# START OF Exercise input

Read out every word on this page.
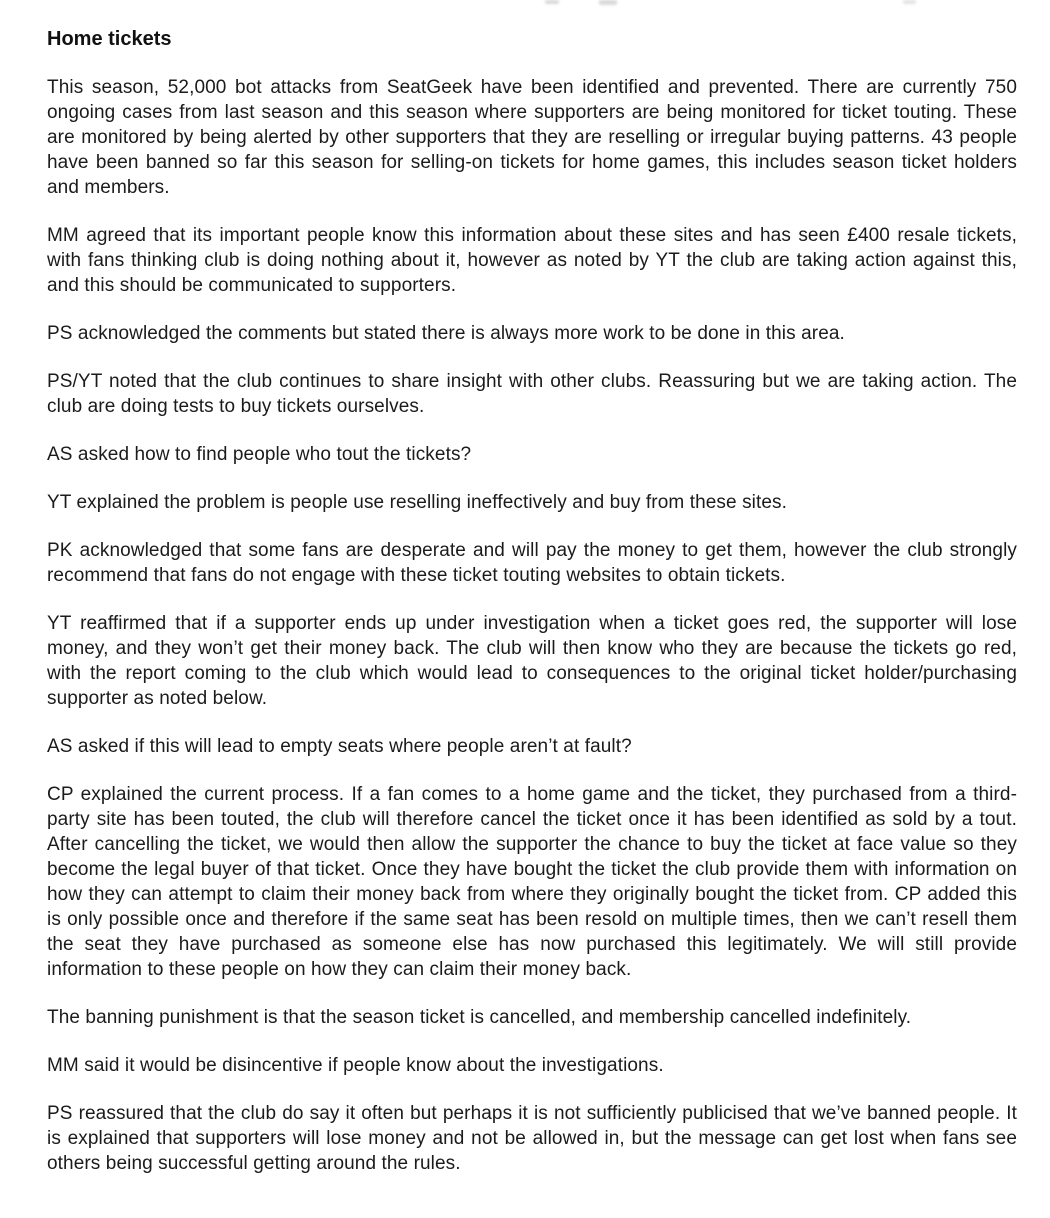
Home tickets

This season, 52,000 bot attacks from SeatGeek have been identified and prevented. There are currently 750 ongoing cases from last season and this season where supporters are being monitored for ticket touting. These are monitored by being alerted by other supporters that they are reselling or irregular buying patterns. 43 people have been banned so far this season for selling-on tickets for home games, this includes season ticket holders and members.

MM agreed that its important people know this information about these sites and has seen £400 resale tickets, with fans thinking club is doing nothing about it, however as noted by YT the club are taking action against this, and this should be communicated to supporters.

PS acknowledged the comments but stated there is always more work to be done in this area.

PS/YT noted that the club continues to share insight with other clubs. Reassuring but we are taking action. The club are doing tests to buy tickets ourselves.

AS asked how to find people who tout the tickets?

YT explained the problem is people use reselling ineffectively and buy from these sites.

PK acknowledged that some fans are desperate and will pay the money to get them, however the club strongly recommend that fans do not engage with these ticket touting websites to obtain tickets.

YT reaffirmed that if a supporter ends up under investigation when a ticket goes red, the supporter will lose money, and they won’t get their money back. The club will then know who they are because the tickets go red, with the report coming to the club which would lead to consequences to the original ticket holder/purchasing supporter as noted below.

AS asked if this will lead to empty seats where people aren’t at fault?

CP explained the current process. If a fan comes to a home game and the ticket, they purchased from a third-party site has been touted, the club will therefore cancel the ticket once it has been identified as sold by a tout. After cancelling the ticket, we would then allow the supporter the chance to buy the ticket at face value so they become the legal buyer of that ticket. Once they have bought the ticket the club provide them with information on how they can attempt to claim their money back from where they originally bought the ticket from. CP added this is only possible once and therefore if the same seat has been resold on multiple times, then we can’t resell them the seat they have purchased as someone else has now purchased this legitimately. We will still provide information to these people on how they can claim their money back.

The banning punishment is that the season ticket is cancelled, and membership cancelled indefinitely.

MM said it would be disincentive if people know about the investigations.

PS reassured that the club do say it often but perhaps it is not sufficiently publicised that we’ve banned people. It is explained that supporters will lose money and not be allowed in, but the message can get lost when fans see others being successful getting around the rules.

# END OF Exercise input

* **Description of the task**
Quote every line of the records above exactly; no picture is to be copied.

* **The response**
Read out every word on this page.
Home tickets

This season, 52,000 bot attacks from SeatGeek have been identified and prevented. There are currently 750 ongoing cases from last season and this season where supporters are being monitored for ticket touting. These are monitored by being alerted by other supporters that they are reselling or irregular buying patterns. 43 people have been banned so far this season for selling-on tickets for home games, this includes season ticket holders and members.

MM agreed that its important people know this information about these sites and has seen £400 resale tickets, with fans thinking club is doing nothing about it, however as noted by YT the club are taking action against this, and this should be communicated to supporters.

PS acknowledged the comments but stated there is always more work to be done in this area.

PS/YT noted that the club continues to share insight with other clubs. Reassuring but we are taking action. The club are doing tests to buy tickets ourselves.

AS asked how to find people who tout the tickets?

YT explained the problem is people use reselling ineffectively and buy from these sites.

PK acknowledged that some fans are desperate and will pay the money to get them, however the club strongly recommend that fans do not engage with these ticket touting websites to obtain tickets.

YT reaffirmed that if a supporter ends up under investigation when a ticket goes red, the supporter will lose money, and they won’t get their money back. The club will then know who they are because the tickets go red, with the report coming to the club which would lead to consequences to the original ticket holder/purchasing supporter as noted below.

AS asked if this will lead to empty seats where people aren’t at fault?

CP explained the current process. If a fan comes to a home game and the ticket, they purchased from a third-party site has been touted, the club will therefore cancel the ticket once it has been identified as sold by a tout. After cancelling the ticket, we would then allow the supporter the chance to buy the ticket at face value so they become the legal buyer of that ticket. Once they have bought the ticket the club provide them with information on how they can attempt to claim their money back from where they originally bought the ticket from. CP added this is only possible once and therefore if the same seat has been resold on multiple times, then we can’t resell them the seat they have purchased as someone else has now purchased this legitimately. We will still provide information to these people on how they can claim their money back.

The banning punishment is that the season ticket is cancelled, and membership cancelled indefinitely.

MM said it would be disincentive if people know about the investigations.

PS reassured that the club do say it often but perhaps it is not sufficiently publicised that we’ve banned people. It is explained that supporters will lose money and not be allowed in, but the message can get lost when fans see others being successful getting around the rules.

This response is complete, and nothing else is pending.